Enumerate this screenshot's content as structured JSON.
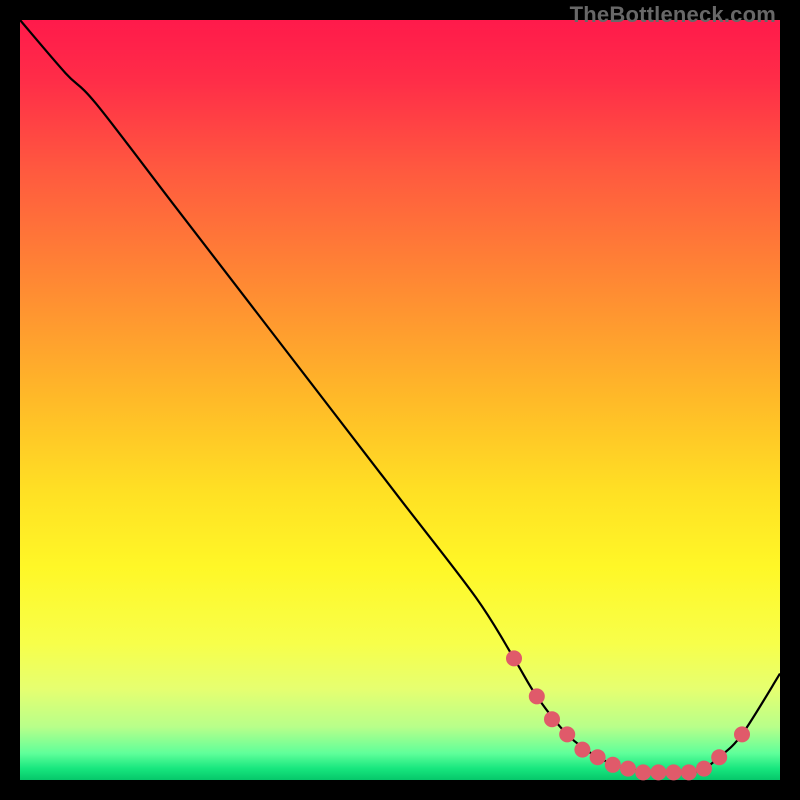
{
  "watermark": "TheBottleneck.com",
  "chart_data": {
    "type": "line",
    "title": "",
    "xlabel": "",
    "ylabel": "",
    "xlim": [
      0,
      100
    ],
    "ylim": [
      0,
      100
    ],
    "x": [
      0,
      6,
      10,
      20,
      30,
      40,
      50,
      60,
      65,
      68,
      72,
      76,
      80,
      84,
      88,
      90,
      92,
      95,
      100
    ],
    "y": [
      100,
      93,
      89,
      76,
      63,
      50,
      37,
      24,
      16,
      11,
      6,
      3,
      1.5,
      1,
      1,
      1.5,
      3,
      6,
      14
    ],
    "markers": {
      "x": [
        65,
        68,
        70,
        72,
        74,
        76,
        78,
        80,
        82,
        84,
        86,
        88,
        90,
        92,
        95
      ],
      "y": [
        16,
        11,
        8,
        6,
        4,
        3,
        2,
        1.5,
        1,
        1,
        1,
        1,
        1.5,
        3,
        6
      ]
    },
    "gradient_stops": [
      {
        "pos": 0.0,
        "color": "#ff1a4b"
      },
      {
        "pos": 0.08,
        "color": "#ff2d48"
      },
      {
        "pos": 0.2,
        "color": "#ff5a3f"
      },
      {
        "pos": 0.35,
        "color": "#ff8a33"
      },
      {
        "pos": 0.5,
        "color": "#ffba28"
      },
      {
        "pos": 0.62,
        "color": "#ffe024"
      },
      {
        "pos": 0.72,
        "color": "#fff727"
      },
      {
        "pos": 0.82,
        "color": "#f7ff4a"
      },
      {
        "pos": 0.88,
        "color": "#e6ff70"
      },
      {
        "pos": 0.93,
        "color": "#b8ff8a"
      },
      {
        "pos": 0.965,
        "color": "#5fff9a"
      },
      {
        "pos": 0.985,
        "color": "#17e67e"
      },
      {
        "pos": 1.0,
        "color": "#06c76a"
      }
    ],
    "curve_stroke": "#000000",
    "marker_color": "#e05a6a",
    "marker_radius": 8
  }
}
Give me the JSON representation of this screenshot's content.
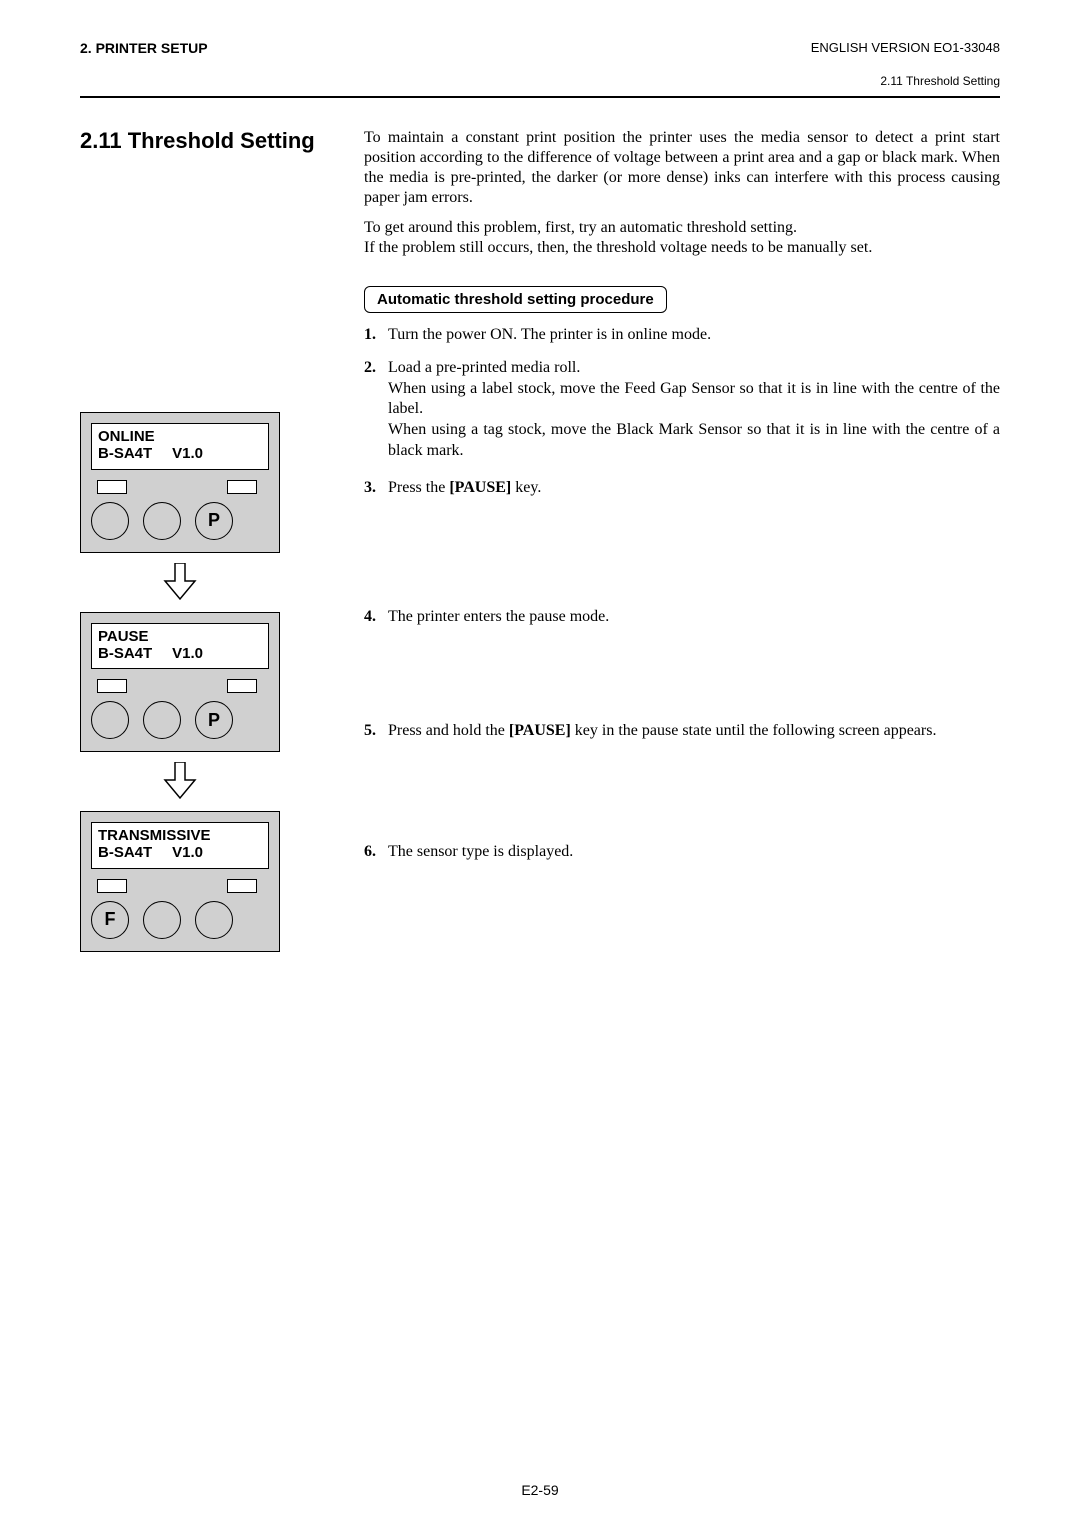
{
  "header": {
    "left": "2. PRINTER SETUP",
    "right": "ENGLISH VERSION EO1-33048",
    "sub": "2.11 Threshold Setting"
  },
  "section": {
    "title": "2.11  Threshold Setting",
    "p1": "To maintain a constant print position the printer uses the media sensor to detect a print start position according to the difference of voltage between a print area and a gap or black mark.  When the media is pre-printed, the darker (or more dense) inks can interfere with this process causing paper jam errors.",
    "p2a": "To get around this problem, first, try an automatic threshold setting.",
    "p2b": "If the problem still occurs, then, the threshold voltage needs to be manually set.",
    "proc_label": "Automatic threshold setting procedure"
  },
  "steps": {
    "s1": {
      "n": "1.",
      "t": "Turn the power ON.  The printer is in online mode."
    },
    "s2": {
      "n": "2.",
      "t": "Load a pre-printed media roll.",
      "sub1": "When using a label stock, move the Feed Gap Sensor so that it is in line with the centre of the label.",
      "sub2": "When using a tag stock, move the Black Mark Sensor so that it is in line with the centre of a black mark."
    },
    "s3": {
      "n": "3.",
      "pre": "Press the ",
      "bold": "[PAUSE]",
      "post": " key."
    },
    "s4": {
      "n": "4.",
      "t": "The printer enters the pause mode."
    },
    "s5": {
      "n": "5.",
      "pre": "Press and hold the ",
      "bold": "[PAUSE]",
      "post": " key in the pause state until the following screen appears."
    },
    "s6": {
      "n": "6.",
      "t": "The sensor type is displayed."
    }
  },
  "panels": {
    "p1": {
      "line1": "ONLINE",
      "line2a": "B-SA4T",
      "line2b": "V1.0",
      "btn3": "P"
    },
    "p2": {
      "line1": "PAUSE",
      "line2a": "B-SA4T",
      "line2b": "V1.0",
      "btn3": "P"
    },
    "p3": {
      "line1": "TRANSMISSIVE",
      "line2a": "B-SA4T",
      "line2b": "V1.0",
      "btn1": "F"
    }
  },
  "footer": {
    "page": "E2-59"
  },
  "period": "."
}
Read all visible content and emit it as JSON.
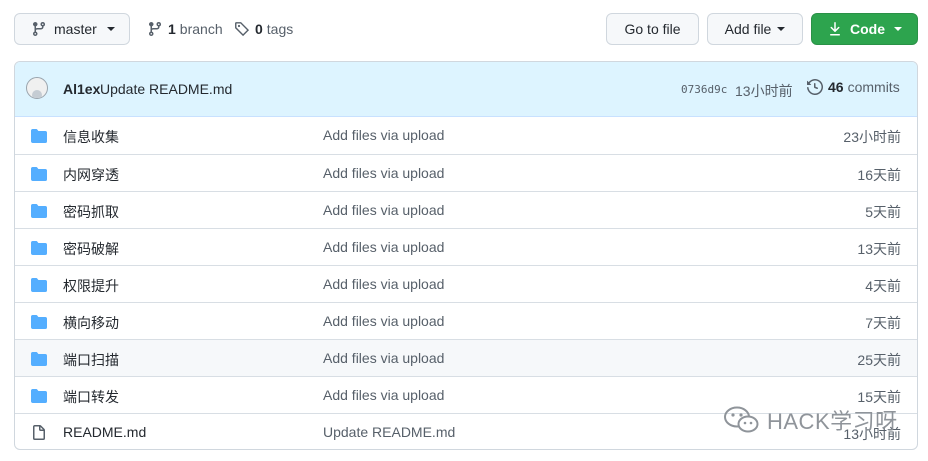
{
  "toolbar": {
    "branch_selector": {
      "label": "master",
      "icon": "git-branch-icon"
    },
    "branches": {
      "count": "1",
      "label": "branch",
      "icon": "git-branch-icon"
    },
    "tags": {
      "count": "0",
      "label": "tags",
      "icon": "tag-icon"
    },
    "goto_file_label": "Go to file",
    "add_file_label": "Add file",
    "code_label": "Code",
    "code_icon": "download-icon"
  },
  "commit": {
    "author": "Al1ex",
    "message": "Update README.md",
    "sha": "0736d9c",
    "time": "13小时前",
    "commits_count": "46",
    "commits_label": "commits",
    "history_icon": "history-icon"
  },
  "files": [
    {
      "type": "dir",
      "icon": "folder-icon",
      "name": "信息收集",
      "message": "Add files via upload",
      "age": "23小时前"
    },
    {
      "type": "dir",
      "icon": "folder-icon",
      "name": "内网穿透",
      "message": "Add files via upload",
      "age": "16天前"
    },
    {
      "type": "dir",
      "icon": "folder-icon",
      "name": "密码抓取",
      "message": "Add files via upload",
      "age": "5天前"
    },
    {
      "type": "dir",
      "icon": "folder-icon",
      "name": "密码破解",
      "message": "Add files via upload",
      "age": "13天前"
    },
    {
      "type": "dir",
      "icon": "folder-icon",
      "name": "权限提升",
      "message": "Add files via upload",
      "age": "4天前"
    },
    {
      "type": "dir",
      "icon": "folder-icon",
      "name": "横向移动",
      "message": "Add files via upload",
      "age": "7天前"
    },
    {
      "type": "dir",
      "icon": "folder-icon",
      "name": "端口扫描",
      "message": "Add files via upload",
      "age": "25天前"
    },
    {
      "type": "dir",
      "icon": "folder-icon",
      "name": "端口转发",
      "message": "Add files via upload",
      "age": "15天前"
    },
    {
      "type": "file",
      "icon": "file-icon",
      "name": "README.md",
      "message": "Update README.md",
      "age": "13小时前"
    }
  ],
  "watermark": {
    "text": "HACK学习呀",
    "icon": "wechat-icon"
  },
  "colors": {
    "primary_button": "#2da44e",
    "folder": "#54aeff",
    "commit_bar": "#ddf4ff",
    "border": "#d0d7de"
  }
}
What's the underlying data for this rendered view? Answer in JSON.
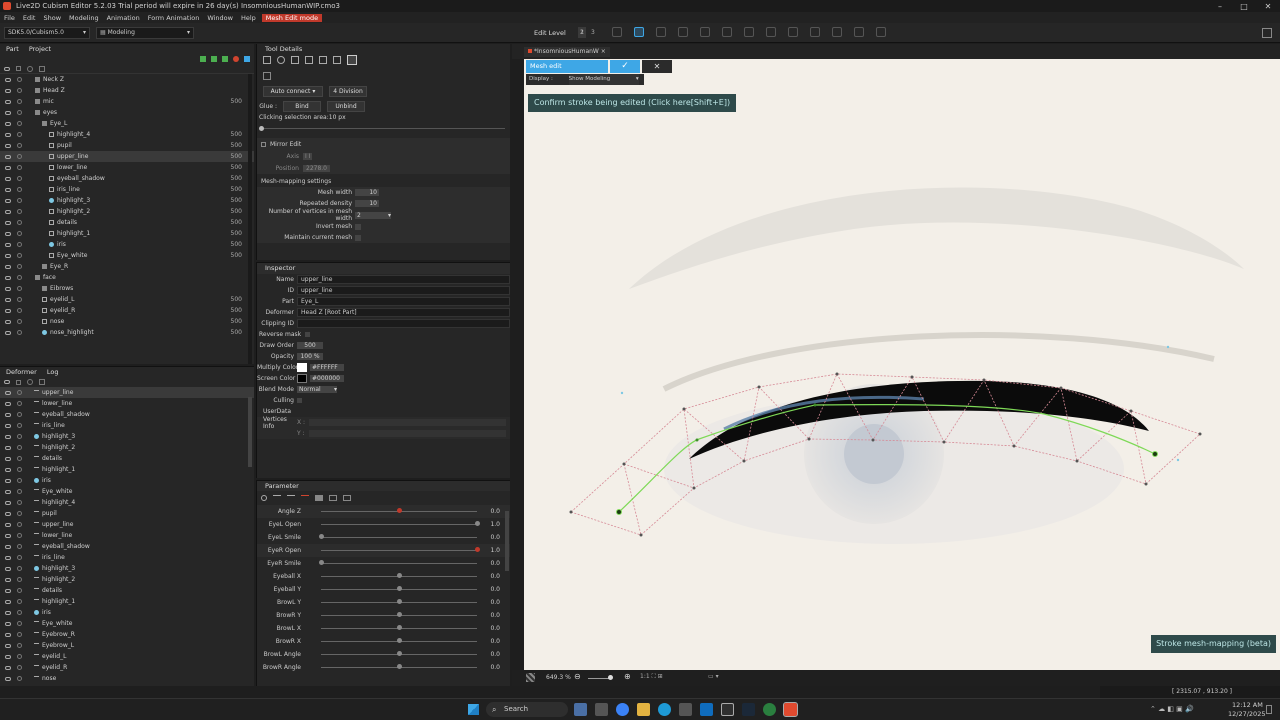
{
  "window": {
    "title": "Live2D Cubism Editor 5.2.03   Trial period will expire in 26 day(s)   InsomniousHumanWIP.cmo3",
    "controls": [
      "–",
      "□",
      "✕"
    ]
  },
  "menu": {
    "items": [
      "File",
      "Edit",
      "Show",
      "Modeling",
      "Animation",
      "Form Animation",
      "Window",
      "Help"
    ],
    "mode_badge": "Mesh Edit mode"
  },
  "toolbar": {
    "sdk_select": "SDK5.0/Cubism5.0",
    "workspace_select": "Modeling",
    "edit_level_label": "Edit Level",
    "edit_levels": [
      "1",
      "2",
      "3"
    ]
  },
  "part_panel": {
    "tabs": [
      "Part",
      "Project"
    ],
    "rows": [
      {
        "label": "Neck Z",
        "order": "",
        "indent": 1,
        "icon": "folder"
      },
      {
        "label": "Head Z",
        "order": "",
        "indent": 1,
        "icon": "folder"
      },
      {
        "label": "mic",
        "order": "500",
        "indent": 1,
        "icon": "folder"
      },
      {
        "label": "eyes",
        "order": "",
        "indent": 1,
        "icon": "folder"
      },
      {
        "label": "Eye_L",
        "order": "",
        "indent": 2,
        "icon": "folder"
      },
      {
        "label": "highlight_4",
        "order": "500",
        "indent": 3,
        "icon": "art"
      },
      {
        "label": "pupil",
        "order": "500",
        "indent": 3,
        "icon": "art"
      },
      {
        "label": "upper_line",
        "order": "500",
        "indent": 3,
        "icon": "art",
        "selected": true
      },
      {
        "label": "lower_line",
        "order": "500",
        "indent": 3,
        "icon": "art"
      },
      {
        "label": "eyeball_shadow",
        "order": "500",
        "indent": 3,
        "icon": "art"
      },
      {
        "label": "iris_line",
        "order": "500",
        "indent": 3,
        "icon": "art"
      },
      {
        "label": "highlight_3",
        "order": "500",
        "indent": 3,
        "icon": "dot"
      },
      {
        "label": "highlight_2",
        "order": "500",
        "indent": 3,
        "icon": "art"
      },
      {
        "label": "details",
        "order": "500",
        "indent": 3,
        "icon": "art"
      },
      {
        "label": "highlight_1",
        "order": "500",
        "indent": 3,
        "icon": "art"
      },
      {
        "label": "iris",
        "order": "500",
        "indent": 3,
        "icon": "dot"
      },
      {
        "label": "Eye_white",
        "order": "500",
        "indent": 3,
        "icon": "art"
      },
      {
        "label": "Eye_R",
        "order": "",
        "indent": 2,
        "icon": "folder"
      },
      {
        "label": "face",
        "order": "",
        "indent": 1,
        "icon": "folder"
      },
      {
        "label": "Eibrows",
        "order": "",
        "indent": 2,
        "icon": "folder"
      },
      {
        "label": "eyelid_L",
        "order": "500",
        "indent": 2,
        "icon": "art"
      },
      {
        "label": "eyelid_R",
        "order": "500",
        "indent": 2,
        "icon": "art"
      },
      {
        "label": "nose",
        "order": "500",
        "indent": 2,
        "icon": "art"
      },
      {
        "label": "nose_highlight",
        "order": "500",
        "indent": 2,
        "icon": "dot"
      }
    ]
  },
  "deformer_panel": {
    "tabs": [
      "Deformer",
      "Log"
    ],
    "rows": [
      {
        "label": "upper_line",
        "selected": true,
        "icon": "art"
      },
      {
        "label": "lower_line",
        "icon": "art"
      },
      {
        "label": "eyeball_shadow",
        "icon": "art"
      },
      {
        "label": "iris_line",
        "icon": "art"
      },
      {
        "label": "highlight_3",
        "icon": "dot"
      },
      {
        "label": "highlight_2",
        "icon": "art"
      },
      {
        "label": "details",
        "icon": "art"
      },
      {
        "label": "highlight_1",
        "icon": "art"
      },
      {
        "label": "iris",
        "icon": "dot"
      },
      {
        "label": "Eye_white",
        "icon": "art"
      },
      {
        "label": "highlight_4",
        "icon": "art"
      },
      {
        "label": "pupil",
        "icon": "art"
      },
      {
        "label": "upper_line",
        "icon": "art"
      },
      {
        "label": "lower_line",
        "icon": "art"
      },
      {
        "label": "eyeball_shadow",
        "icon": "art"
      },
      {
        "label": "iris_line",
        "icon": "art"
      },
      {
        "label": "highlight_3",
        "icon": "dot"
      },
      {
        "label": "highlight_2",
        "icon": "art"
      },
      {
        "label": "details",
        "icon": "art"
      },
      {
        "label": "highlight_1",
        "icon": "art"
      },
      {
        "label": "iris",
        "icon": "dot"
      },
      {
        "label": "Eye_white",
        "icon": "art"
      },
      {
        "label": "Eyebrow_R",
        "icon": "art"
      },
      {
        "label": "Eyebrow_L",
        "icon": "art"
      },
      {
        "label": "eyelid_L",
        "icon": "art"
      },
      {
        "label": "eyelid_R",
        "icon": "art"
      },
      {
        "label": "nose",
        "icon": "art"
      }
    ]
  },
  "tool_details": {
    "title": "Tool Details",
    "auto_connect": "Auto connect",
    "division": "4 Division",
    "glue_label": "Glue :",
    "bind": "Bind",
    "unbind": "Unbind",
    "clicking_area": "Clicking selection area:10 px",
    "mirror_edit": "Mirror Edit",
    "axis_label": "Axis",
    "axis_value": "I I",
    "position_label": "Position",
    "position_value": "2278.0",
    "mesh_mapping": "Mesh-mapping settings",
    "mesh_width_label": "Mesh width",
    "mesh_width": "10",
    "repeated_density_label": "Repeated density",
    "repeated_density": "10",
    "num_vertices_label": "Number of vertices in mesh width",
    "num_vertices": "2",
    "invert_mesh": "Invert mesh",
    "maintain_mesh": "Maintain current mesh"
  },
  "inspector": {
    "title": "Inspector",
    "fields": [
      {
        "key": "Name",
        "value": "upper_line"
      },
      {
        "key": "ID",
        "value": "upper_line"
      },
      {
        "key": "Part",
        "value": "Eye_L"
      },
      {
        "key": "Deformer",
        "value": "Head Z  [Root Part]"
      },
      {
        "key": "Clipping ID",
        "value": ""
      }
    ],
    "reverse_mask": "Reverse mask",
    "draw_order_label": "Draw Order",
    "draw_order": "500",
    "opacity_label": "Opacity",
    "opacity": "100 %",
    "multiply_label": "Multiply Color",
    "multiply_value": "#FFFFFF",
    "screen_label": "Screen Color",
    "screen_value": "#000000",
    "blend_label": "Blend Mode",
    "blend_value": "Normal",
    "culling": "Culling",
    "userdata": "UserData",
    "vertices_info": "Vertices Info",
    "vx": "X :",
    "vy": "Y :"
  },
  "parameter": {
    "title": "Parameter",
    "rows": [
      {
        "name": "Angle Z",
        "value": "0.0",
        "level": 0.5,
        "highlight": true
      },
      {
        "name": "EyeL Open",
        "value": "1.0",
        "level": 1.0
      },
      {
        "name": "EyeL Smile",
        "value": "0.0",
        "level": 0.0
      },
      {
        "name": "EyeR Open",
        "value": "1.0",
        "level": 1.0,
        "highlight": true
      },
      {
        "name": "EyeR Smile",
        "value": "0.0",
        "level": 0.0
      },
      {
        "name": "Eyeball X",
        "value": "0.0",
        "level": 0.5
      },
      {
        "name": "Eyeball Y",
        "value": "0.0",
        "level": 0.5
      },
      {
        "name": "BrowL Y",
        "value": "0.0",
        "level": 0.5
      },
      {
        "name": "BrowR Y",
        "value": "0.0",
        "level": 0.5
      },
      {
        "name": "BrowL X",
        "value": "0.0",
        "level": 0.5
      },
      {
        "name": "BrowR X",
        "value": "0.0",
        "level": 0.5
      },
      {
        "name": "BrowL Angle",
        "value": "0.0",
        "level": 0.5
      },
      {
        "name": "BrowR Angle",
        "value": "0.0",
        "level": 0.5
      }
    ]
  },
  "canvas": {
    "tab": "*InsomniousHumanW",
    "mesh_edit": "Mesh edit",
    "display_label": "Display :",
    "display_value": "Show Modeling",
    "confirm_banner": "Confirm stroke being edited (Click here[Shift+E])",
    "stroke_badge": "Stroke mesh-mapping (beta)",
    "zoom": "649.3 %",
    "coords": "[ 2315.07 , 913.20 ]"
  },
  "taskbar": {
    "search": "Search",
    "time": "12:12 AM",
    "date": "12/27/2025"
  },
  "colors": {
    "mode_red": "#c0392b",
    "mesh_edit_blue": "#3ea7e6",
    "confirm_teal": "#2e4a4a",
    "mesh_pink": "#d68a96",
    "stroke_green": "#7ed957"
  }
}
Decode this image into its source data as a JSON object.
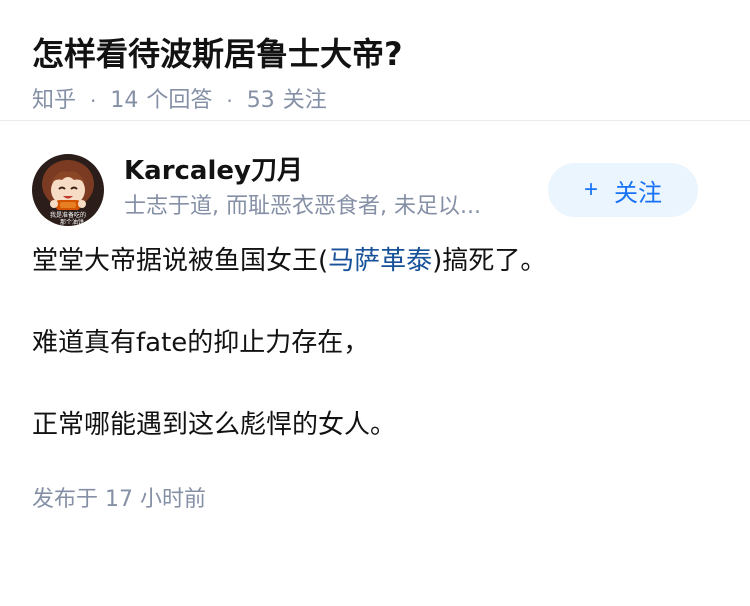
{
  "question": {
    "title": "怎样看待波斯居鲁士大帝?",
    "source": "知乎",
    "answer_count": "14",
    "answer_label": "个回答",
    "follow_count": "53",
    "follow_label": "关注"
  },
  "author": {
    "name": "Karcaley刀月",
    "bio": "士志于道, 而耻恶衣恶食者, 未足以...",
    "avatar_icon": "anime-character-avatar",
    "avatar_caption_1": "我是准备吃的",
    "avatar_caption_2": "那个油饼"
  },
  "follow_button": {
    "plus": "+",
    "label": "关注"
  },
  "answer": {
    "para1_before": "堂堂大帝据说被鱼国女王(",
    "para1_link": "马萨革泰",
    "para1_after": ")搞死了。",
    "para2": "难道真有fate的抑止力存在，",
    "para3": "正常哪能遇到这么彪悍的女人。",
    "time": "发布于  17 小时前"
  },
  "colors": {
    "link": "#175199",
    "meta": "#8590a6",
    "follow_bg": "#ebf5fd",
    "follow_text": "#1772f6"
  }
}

————————

> WORK INSTRUCTIONS
Go through the entries above and copy every line containing "time".

> FINAL RESULT
    "time": "13小时前",
    "time": "12:12 AM",
    "time": "发布于  17 小时前"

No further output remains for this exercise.